WHAT TO PRODUCE: Skip every image and restate the data word for word.

RECORDED DATA:
BEGIN

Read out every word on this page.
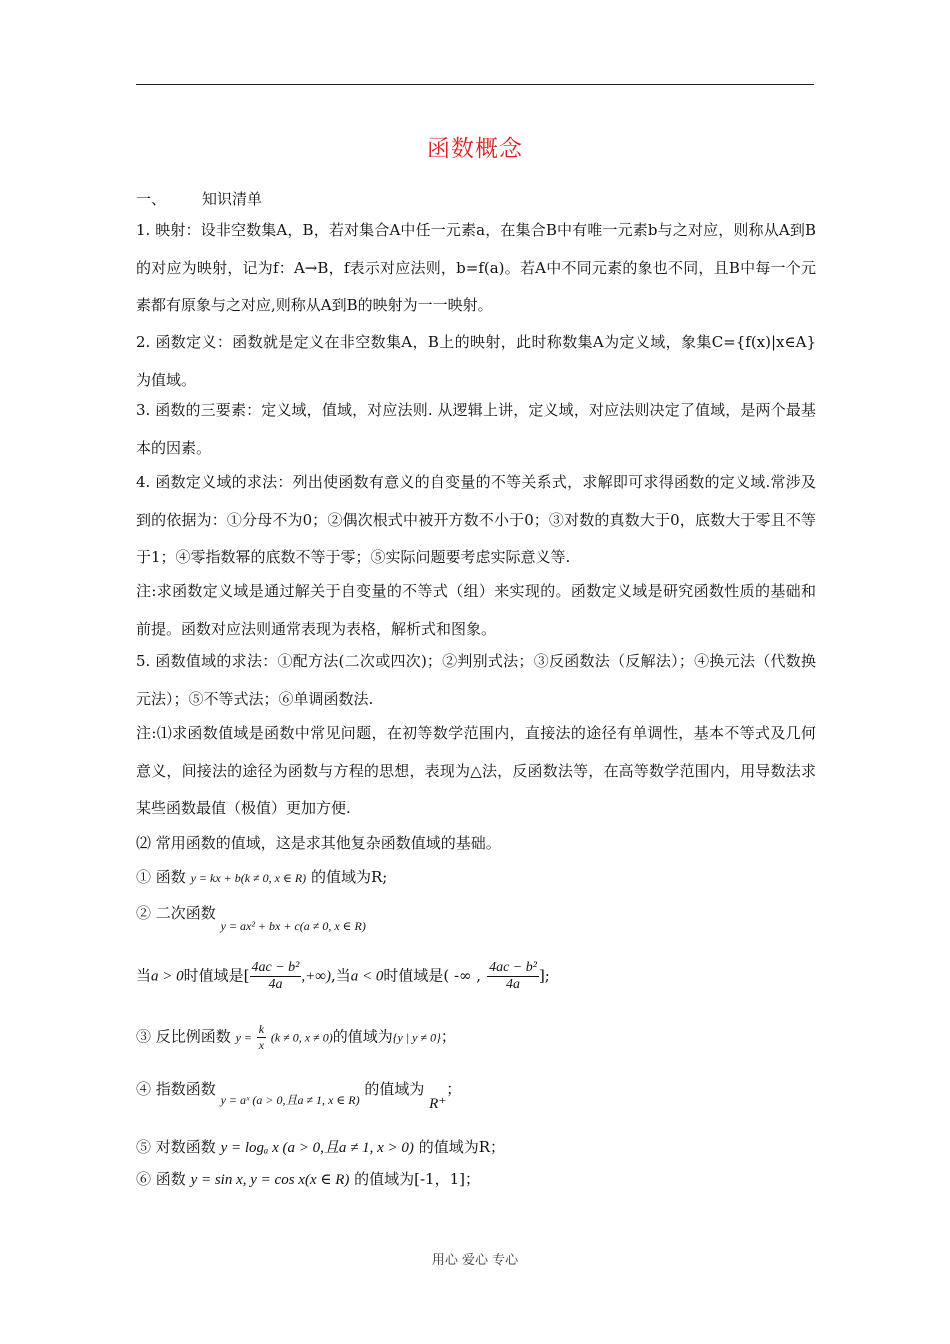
函数概念
一、 知识清单
1. 映射：设非空数集A，B，若对集合A中任一元素a，在集合B中有唯一元素b与之对应，则称从A到B的对应为映射，记为f：A→B，f表示对应法则，b=f(a)。若A中不同元素的象也不同，且B中每一个元素都有原象与之对应,则称从A到B的映射为一一映射。
2. 函数定义：函数就是定义在非空数集A，B上的映射，此时称数集A为定义域，象集C={f(x)|x∈A}为值域。
3. 函数的三要素：定义域，值域，对应法则. 从逻辑上讲，定义域，对应法则决定了值域，是两个最基本的因素。
4. 函数定义域的求法：列出使函数有意义的自变量的不等关系式，求解即可求得函数的定义域.常涉及到的依据为：①分母不为0；②偶次根式中被开方数不小于0；③对数的真数大于0，底数大于零且不等于1；④零指数幂的底数不等于零；⑤实际问题要考虑实际意义等.
注:求函数定义域是通过解关于自变量的不等式（组）来实现的。函数定义域是研究函数性质的基础和前提。函数对应法则通常表现为表格，解析式和图象。
5. 函数值域的求法：①配方法(二次或四次)；②判别式法；③反函数法（反解法）；④换元法（代数换元法）；⑤不等式法；⑥单调函数法.
注:⑴求函数值域是函数中常见问题，在初等数学范围内，直接法的途径有单调性，基本不等式及几何意义，间接法的途径为函数与方程的思想，表现为△法，反函数法等，在高等数学范围内，用导数法求某些函数最值（极值）更加方便.
⑵ 常用函数的值域，这是求其他复杂函数值域的基础。
① 函数 y = kx + b(k ≠ 0, x ∈ R) 的值域为R;
② 二次函数 $_{y = ax^2 + bx + c(a \ne 0, x \in R)}$
当a > 0时值域是[ $\frac{\text{4ac − b²}}{4a}$ ,+∞),当a < 0时值域是( -∞ , $\frac{\text{4ac − b²}}{4a}$ ];
③ 反比例函数 $y = \frac{k}{x} (k \ne 0$, x ≠ 0)的值域为{y | y ≠ 0}；
④ 指数函数 $_{y = aˣ (a > 0,且a \ne 1, x \in R)}$ 的值域为 R⁺；
⑤ 对数函数 y = logₐ x (a > 0,且a ≠ 1, x > 0) 的值域为R；
⑥ 函数 y = sin x, y = cos x(x ∈ R) 的值域为[-1，1]；
用心 爱心 专心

END

RESULT FOR THIS EXERCISE:
Read out every word on this page.
函数概念
一、 知识清单
1. 映射：设非空数集A，B，若对集合A中任一元素a，在集合B中有唯一元素b与之对应，则称从A到B的对应为映射，记为f：A→B，f表示对应法则，b=f(a)。若A中不同元素的象也不同，且B中每一个元素都有原象与之对应,则称从A到B的映射为一一映射。
2. 函数定义：函数就是定义在非空数集A，B上的映射，此时称数集A为定义域，象集C={f(x)|x∈A}为值域。
3. 函数的三要素：定义域，值域，对应法则. 从逻辑上讲，定义域，对应法则决定了值域，是两个最基本的因素。
4. 函数定义域的求法：列出使函数有意义的自变量的不等关系式，求解即可求得函数的定义域.常涉及到的依据为：①分母不为0；②偶次根式中被开方数不小于0；③对数的真数大于0，底数大于零且不等于1；④零指数幂的底数不等于零；⑤实际问题要考虑实际意义等.
注:求函数定义域是通过解关于自变量的不等式（组）来实现的。函数定义域是研究函数性质的基础和前提。函数对应法则通常表现为表格，解析式和图象。
5. 函数值域的求法：①配方法(二次或四次)；②判别式法；③反函数法（反解法）；④换元法（代数换元法）；⑤不等式法；⑥单调函数法.
注:⑴求函数值域是函数中常见问题，在初等数学范围内，直接法的途径有单调性，基本不等式及几何意义，间接法的途径为函数与方程的思想，表现为△法，反函数法等，在高等数学范围内，用导数法求某些函数最值（极值）更加方便.
⑵ 常用函数的值域，这是求其他复杂函数值域的基础。
① 函数 y = kx + b(k ≠ 0, x ∈ R) 的值域为R;
② 二次函数 $_{y = ax^2 + bx + c(a \ne 0, x \in R)}$
当a > 0时值域是[ $\frac{\text{4ac − b²}}{4a}$ ,+∞),当a < 0时值域是( -∞ , $\frac{\text{4ac − b²}}{4a}$ ];
③ 反比例函数 $y = \frac{k}{x} (k \ne 0$, x ≠ 0)的值域为{y | y ≠ 0}；
④ 指数函数 $_{y = aˣ (a > 0,且a \ne 1, x \in R)}$ 的值域为 R⁺；
⑤ 对数函数 y = logₐ x (a > 0,且a ≠ 1, x > 0) 的值域为R；
⑥ 函数 y = sin x, y = cos x(x ∈ R) 的值域为[-1，1]；
用心 爱心 专心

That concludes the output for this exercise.